■ **The problem**: With the images removed, repeat the data below exactly.

■ **Stored records**:
....
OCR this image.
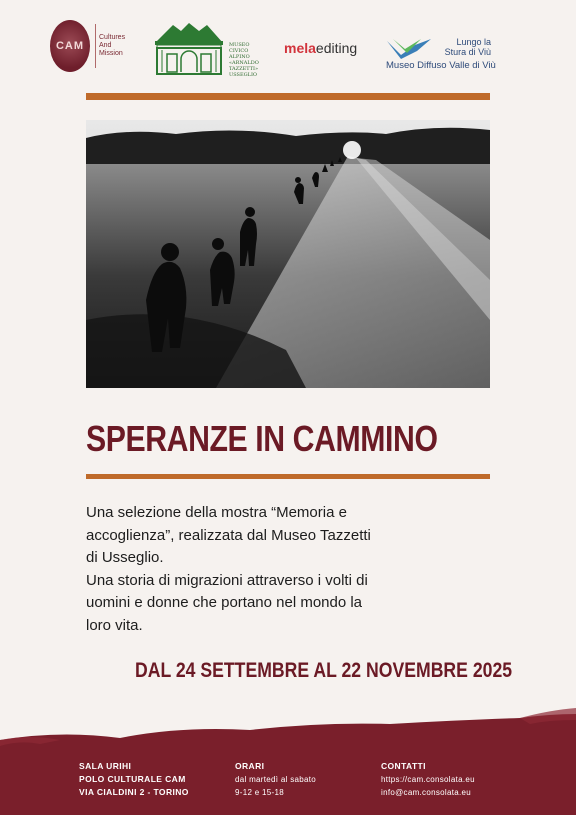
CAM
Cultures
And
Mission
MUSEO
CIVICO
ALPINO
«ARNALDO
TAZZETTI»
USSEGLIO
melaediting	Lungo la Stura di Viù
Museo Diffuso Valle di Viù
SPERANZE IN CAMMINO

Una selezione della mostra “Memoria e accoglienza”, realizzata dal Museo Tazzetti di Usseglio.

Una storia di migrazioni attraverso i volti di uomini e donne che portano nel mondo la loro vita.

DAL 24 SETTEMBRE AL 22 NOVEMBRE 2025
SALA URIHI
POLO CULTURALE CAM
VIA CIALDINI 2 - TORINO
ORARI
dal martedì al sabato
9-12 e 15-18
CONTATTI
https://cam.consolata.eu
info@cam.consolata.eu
....
■ **Response to the task**:
OCR this image.
CAM
Cultures
And
Mission
MUSEO
CIVICO
ALPINO
«ARNALDO
TAZZETTI»
USSEGLIO
melaediting	Lungo la Stura di Viù
Museo Diffuso Valle di Viù
SPERANZE IN CAMMINO

Una selezione della mostra “Memoria e accoglienza”, realizzata dal Museo Tazzetti di Usseglio.

Una storia di migrazioni attraverso i volti di uomini e donne che portano nel mondo la loro vita.

DAL 24 SETTEMBRE AL 22 NOVEMBRE 2025
SALA URIHI
POLO CULTURALE CAM
VIA CIALDINI 2 - TORINO
ORARI
dal martedì al sabato
9-12 e 15-18
CONTATTI
https://cam.consolata.eu
info@cam.consolata.eu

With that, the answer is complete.